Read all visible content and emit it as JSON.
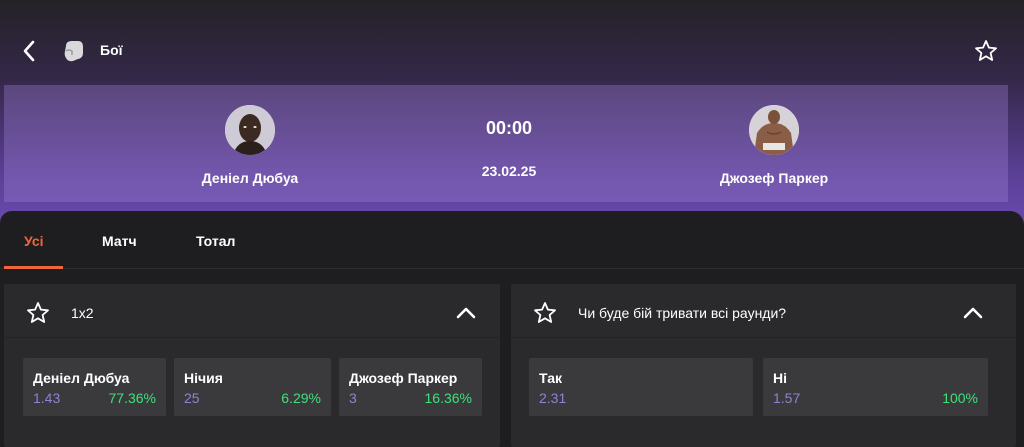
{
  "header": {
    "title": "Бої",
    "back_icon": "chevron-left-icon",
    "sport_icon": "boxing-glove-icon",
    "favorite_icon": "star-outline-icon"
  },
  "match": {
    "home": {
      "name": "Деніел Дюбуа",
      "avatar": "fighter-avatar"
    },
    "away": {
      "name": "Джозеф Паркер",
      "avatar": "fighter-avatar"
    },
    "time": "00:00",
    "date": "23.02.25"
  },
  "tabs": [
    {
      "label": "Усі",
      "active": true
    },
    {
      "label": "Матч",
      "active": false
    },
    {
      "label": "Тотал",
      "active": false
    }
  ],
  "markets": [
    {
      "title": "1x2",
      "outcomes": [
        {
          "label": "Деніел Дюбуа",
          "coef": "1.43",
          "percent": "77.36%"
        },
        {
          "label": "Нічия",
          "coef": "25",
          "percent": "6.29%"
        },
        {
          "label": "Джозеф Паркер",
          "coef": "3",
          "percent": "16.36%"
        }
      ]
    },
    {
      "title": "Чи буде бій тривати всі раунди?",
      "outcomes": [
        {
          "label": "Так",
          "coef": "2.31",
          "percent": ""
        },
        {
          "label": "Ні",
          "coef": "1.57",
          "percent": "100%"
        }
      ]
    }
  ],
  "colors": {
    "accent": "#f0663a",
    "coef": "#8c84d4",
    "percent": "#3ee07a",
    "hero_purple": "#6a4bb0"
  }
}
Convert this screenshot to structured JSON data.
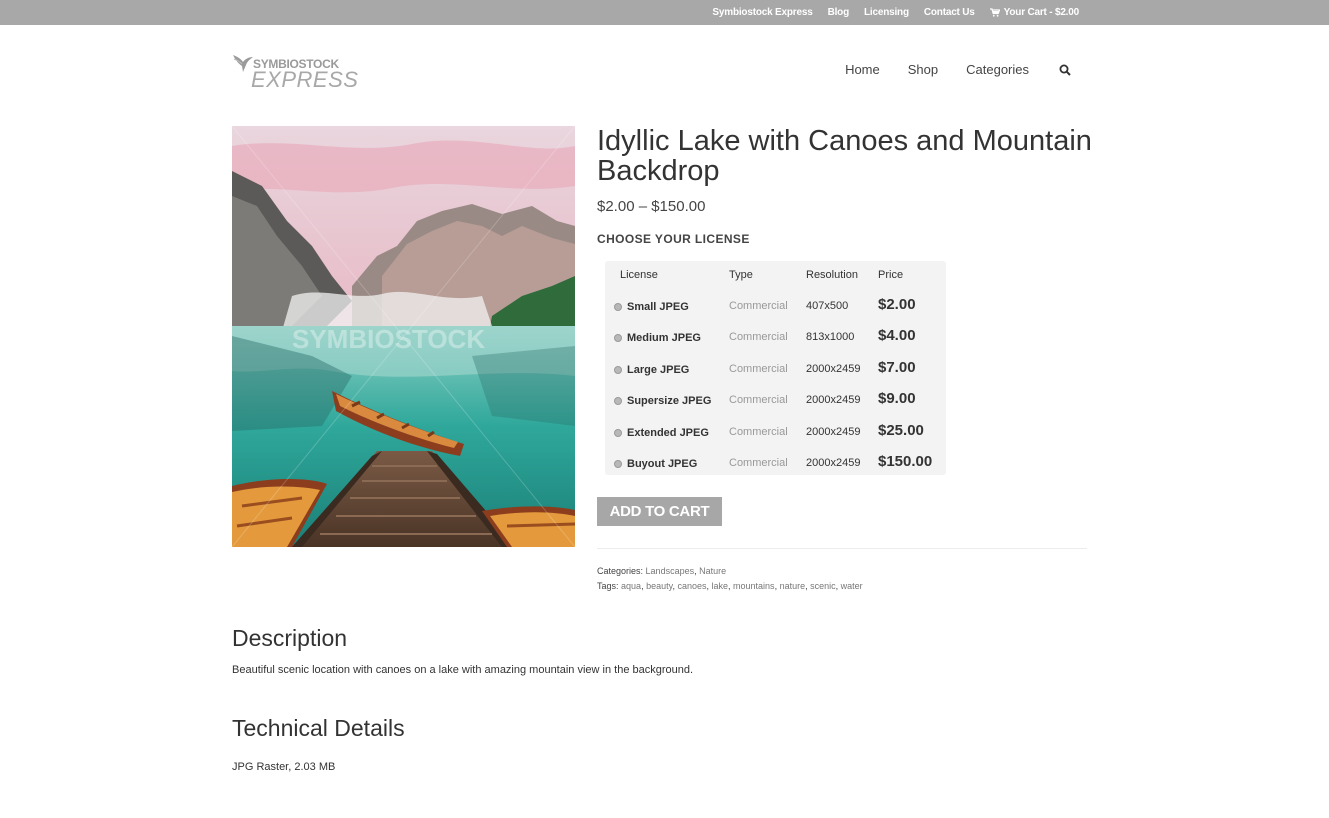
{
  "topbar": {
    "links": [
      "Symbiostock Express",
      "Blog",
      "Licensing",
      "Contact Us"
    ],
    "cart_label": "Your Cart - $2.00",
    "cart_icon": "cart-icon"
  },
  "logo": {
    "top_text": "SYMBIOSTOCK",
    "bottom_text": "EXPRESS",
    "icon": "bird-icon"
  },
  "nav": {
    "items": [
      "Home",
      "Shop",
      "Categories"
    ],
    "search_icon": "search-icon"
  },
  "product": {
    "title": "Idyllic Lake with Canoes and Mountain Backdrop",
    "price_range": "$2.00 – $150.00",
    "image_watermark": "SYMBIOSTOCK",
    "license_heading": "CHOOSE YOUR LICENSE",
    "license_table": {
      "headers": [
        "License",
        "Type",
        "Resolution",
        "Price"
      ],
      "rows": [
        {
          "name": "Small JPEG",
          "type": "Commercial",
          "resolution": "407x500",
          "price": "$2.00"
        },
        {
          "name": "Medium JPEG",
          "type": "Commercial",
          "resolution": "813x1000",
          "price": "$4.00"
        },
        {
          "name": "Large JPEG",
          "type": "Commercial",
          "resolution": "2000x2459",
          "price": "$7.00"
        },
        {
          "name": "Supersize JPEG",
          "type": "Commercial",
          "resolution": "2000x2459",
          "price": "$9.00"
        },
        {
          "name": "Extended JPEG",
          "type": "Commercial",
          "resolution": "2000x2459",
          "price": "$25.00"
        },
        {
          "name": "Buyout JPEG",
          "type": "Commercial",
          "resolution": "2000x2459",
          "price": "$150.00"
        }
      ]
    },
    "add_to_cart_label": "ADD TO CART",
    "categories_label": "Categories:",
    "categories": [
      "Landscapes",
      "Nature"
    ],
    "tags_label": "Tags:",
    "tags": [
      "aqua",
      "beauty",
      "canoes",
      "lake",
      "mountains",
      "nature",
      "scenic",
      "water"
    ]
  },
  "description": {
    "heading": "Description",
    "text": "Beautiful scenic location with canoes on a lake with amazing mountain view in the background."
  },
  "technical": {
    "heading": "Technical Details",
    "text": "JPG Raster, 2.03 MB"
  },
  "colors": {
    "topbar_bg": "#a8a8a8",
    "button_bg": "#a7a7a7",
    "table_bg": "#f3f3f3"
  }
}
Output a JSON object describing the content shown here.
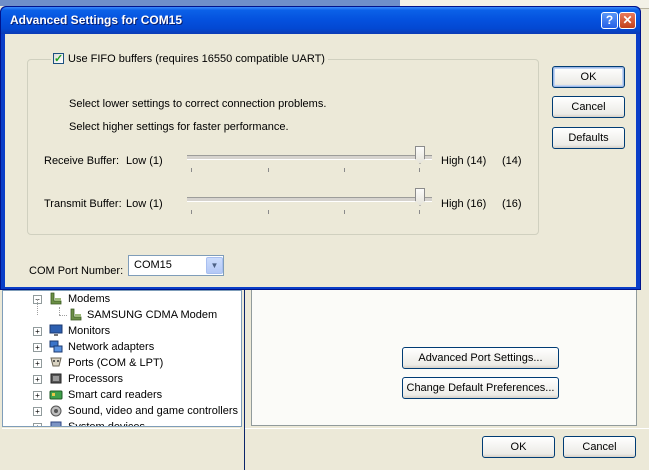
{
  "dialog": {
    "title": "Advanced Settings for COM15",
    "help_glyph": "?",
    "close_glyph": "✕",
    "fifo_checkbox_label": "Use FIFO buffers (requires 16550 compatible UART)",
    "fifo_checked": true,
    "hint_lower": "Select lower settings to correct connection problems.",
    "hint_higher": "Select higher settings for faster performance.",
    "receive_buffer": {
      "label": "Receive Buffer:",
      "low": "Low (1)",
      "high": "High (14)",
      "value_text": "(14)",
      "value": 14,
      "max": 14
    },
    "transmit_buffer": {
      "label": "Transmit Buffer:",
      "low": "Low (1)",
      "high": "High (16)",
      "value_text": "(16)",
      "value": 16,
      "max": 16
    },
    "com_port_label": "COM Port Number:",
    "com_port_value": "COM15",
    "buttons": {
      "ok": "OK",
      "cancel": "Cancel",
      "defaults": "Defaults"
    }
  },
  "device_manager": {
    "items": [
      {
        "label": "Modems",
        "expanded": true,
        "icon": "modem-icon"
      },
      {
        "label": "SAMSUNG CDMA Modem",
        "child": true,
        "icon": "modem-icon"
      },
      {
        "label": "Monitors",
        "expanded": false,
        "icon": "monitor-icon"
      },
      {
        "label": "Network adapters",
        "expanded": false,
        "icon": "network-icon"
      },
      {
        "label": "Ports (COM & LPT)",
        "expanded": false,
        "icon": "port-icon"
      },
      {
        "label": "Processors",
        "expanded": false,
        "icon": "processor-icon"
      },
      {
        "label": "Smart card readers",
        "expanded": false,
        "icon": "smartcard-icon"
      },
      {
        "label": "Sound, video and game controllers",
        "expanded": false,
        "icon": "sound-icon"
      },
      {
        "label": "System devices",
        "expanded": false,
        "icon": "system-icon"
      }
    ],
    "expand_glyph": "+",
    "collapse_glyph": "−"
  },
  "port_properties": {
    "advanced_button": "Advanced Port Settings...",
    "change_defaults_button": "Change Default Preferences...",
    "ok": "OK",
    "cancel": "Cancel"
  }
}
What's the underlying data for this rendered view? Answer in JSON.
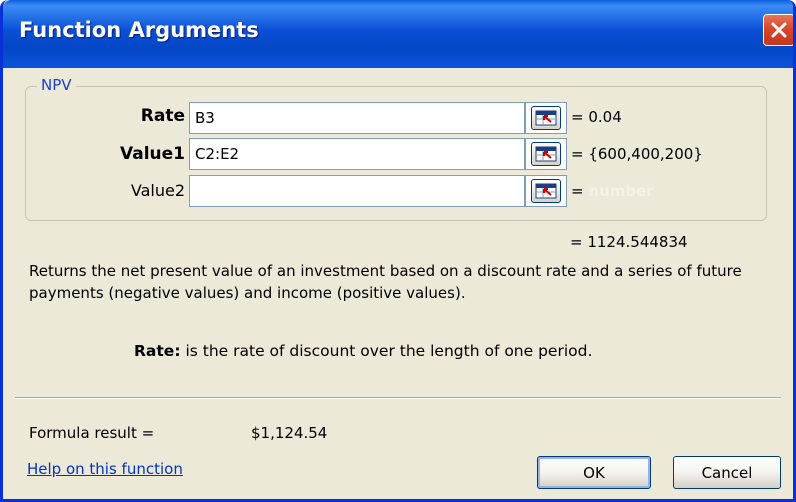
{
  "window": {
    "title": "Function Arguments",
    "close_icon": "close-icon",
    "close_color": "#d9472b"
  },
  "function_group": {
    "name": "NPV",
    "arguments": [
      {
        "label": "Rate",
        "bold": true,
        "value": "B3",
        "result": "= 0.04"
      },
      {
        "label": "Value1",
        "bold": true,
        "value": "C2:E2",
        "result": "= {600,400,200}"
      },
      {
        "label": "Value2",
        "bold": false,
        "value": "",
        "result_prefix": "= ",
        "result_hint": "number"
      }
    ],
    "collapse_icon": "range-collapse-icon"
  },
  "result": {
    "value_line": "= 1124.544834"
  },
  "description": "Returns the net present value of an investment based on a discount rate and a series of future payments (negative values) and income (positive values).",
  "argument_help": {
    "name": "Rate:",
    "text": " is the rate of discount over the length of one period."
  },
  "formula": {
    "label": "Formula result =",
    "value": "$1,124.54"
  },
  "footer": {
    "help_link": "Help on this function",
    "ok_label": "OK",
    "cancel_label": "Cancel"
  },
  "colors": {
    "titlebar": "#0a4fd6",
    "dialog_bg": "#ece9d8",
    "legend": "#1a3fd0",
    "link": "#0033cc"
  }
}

--- SHORT EXERCISE ---
Copy each line of the listing in which the word "Джозеф" can be found.

--- WRITTEN ANSWER ---
      "name": "Джозеф Паркер",
          "label": "Джозеф Паркер",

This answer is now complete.